EXCERPTED PASSAGE:
[Start of section]
Turkey’s highest administrative court ordered on 10 July that the Hagia Sophia be reconverted from a museum to a mosque. This prompted immediate responses from many countries, but, worryingly, none came from India.
The Hagia Sophia was built as a Christian church in the year 537 by the Eastern Roman emperor Justinian I, in what was then Constantinople. The building stood as the largest cathedral in the world for nearly a thousand years. When the city fell to the Ottomans in 1453, Mehmed II converted it into a mosque, destroyed its relics, plastered over iconography he considered idolatrous and added Islamic features such as the minarets that encircle its magnificent dome today. The Hagia Sophia remained the principal mosque of the city, renamed Istanbul, for over a century and a half, until the Sultan Ahmed Mosque—colloquially called the Blue Mosque—was completed in 1616.
By the First World War, the Ottoman Empire was in shambles, yet its sultan was considered the Khalifa, the spiritual and temporal leader of the entire Islamic world. After the empire’s defeat by the Allied powers, an international movement of Muslims arose to protect the authority of the Khalifa from their imperialist designs, and put down deep roots in British India. But rather than a resurgent Caliphate, what emerged was a Turkish independence movement. Its leader, Mustafa Kemal, established a republic and was determined to build a modern, secular nation. Recognising the Hagia Sophia’s historic significance and looking to bridge religious divides, he pushed through a cabinet decision to convert the building into a museum. It was thrown open to all members of the public, whatever their faith, in 1935. Last month, the Turkish court declared the cabinet’s act illegal. Turkey’s president, Recep Tayyip Erdoğan, announced that the Hagia Sophia would soon be opened for Muslim worship—a gesture to fortify his conservative Islamic base. Before the month was out, he led a Friday prayer in the reconverted building.
[End of section]
ASSIGNMENT:
Extend the passage on the Hagia Sophia's reconversion to a mosque with new text that follows on from its last sentence.

EXCERPTED DATA:
[Start of section]
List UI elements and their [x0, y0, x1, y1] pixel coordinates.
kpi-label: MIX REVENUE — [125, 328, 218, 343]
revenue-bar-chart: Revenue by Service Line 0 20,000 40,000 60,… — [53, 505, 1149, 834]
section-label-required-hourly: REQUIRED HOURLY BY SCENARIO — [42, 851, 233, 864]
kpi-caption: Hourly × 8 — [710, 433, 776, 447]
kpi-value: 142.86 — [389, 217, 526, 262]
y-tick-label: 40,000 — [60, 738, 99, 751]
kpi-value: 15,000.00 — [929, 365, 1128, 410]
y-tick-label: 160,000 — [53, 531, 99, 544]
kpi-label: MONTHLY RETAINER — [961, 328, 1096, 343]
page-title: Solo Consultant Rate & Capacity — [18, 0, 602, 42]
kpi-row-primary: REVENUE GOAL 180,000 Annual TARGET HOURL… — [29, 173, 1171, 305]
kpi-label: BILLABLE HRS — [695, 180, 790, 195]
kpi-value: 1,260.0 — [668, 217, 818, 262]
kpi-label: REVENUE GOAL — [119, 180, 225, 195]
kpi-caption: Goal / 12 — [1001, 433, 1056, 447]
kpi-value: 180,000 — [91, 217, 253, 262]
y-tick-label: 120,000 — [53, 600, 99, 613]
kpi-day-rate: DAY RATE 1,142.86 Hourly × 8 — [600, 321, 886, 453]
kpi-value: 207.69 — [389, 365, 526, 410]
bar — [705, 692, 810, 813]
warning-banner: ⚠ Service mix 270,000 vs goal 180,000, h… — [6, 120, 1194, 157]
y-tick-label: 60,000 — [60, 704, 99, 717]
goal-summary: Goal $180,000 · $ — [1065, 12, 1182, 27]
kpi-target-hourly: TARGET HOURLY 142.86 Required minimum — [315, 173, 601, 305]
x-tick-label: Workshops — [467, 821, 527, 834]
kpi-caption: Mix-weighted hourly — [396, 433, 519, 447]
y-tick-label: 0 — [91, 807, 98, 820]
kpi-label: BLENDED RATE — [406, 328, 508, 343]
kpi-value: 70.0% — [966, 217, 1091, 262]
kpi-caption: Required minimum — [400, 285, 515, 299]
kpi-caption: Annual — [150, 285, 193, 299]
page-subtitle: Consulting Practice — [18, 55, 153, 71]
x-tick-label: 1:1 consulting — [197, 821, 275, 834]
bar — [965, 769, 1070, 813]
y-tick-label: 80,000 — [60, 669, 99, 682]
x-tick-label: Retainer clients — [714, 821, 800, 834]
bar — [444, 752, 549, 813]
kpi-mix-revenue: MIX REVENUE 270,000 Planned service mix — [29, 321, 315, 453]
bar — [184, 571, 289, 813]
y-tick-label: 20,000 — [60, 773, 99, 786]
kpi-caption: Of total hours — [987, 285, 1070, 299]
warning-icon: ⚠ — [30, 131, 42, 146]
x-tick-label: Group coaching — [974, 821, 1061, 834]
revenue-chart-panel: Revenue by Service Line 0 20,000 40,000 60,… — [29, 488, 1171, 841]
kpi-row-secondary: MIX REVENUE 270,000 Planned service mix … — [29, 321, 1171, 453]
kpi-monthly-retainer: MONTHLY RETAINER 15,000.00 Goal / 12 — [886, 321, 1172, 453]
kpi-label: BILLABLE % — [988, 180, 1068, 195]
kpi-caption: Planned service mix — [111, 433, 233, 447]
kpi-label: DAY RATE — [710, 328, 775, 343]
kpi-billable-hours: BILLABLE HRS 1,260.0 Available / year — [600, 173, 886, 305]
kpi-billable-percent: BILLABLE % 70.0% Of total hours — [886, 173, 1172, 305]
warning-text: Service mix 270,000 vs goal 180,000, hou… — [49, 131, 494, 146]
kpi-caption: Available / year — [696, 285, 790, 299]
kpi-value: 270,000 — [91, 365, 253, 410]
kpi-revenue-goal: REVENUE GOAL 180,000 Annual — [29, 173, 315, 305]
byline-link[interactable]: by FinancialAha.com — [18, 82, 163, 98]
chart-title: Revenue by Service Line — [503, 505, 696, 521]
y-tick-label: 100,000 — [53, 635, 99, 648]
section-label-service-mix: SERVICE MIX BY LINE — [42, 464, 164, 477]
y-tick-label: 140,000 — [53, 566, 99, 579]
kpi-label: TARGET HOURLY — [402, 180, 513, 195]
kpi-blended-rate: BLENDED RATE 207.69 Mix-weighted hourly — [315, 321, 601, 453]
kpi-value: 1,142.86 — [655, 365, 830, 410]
[End of section]
WRITTEN ANSWER:
The transformation of the site, until now recognised the world over as a symbol of inter-faith amity, attracted widespread international concern—especially for what it said of Erdoğan’s position on the secularism that Kemal established and the religious conflicts that have plagued Turkey’s regional relations for generations. In India, however, it was seen as a distant development, entirely irrelevant to the country’s concerns. The silence is symptomatic of the country’s growing indifference to global events and its diminished legitimacy to speak on religious harmony, given its recent record on the matter at home. It also exposes a growing indifference to India’s own secularism. For anyone who still cares about India’s treatment of religious minorities and its moral position in the world, the fate of the Hagia Sophia should be a concern, and the silence around it even more so.